Dataset entries on figures
↓↓↓

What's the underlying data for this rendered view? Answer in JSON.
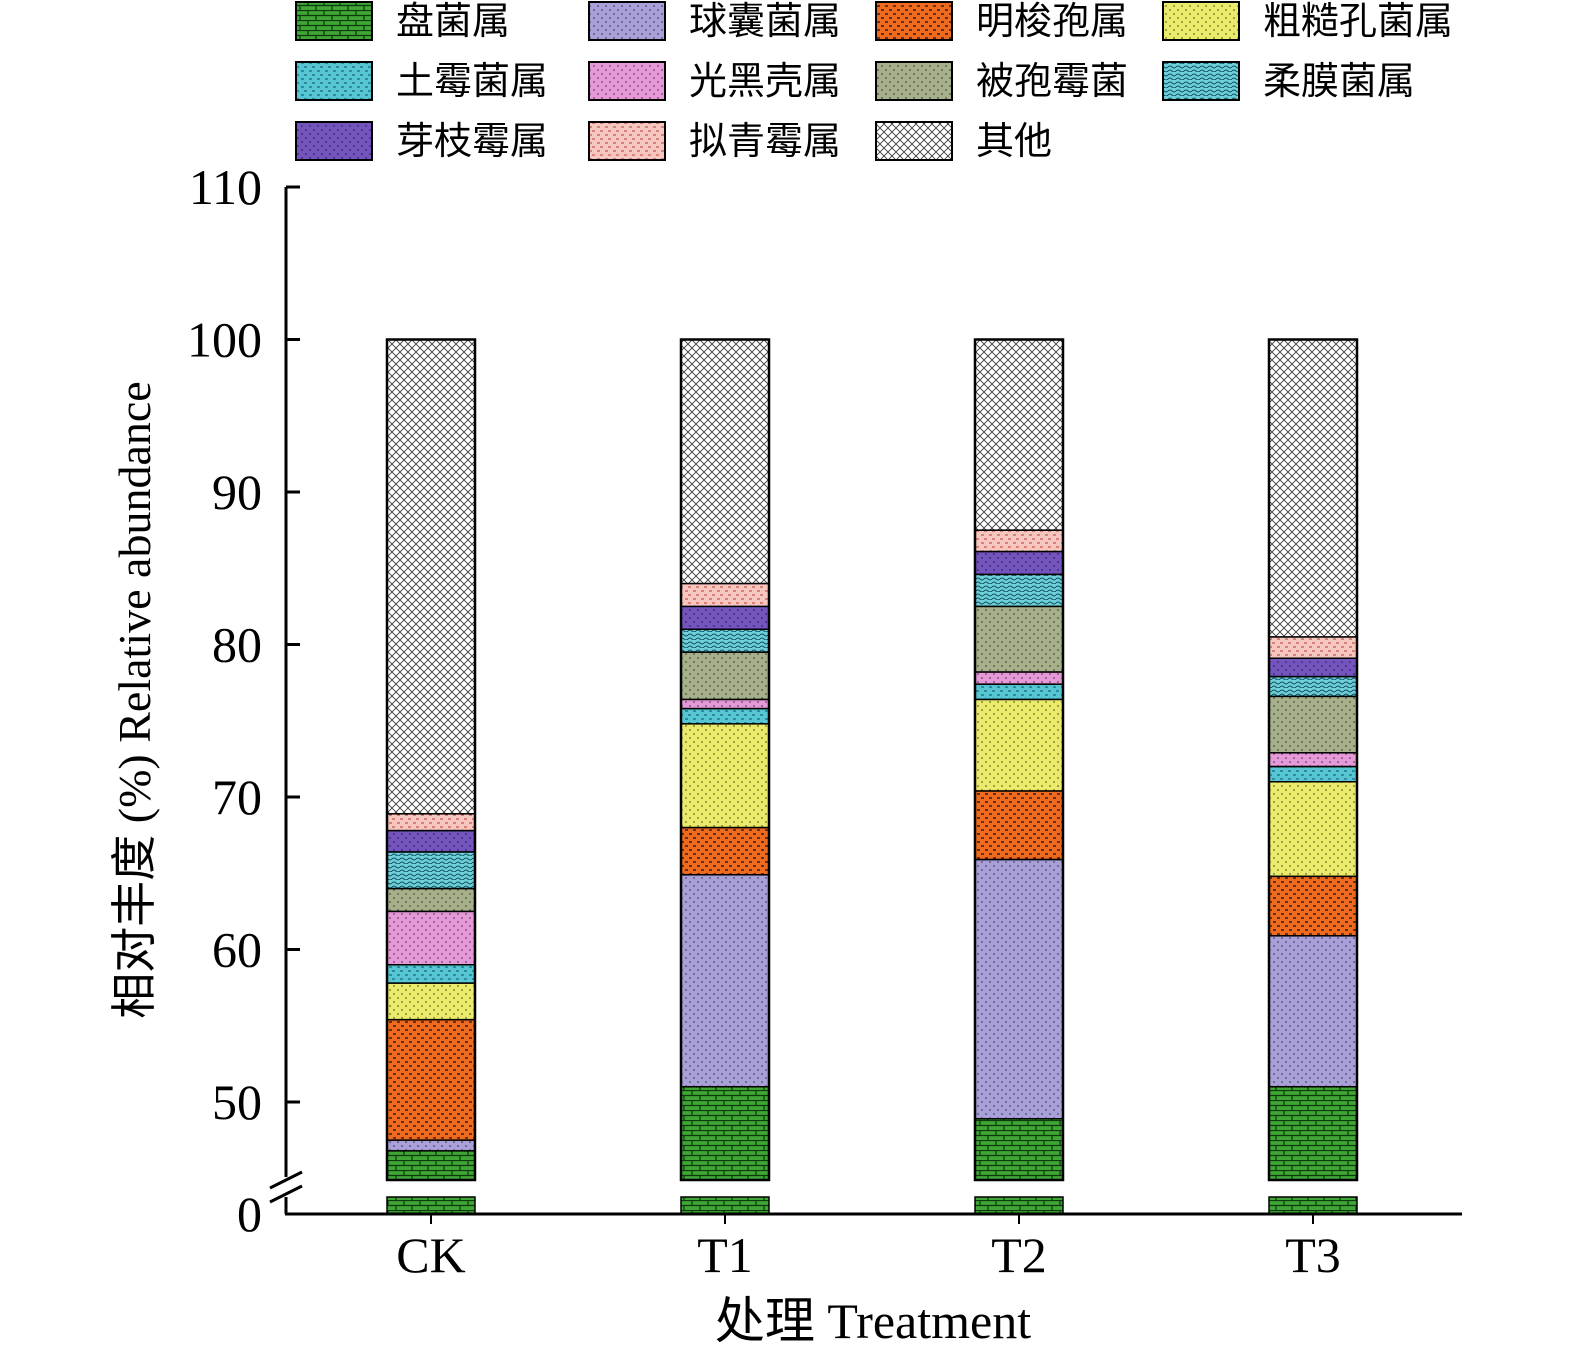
{
  "chart_data": {
    "type": "bar",
    "stacked": true,
    "categories": [
      "CK",
      "T1",
      "T2",
      "T3"
    ],
    "xlabel": "处理 Treatment",
    "ylabel": "相对丰度 (%) Relative abundance",
    "ylim": [
      0,
      110
    ],
    "y_axis_break": [
      0,
      44.5
    ],
    "yticks": [
      "0",
      "50",
      "60",
      "70",
      "80",
      "90",
      "100",
      "110"
    ],
    "grid": false,
    "legend_position": "top",
    "series": [
      {
        "name": "盘菌属",
        "color": "#3fa535",
        "values": [
          46.8,
          51.0,
          48.9,
          51.0
        ]
      },
      {
        "name": "球囊菌属",
        "color": "#a99fd9",
        "values": [
          0.7,
          13.9,
          17.0,
          9.9
        ]
      },
      {
        "name": "明梭孢属",
        "color": "#ee6a1f",
        "values": [
          7.9,
          3.1,
          4.5,
          3.9
        ]
      },
      {
        "name": "粗糙孔菌属",
        "color": "#eaea6b",
        "values": [
          2.4,
          6.8,
          6.0,
          6.2
        ]
      },
      {
        "name": "土霉菌属",
        "color": "#56c6d3",
        "values": [
          1.2,
          1.0,
          1.0,
          1.0
        ]
      },
      {
        "name": "光黑壳属",
        "color": "#e599d8",
        "values": [
          3.5,
          0.6,
          0.8,
          0.9
        ]
      },
      {
        "name": "被孢霉菌",
        "color": "#a6b08a",
        "values": [
          1.5,
          3.1,
          4.3,
          3.7
        ]
      },
      {
        "name": "柔膜菌属",
        "color": "#6fcfd6",
        "values": [
          2.4,
          1.5,
          2.1,
          1.3
        ]
      },
      {
        "name": "芽枝霉属",
        "color": "#7455c0",
        "values": [
          1.4,
          1.5,
          1.5,
          1.2
        ]
      },
      {
        "name": "拟青霉属",
        "color": "#f6c6c0",
        "values": [
          1.1,
          1.5,
          1.4,
          1.4
        ]
      },
      {
        "name": "其他",
        "color": "#ffffff",
        "values": [
          31.1,
          16.0,
          12.5,
          19.5
        ]
      }
    ]
  }
}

↑↑↑

▸ Problem details
Take every line from the data above that holds "name" and copy it out.

▸ Response below
        "name": "盘菌属",
        "name": "球囊菌属",
        "name": "明梭孢属",
        "name": "粗糙孔菌属",
        "name": "土霉菌属",
        "name": "光黑壳属",
        "name": "被孢霉菌",
        "name": "柔膜菌属",
        "name": "芽枝霉属",
        "name": "拟青霉属",
        "name": "其他",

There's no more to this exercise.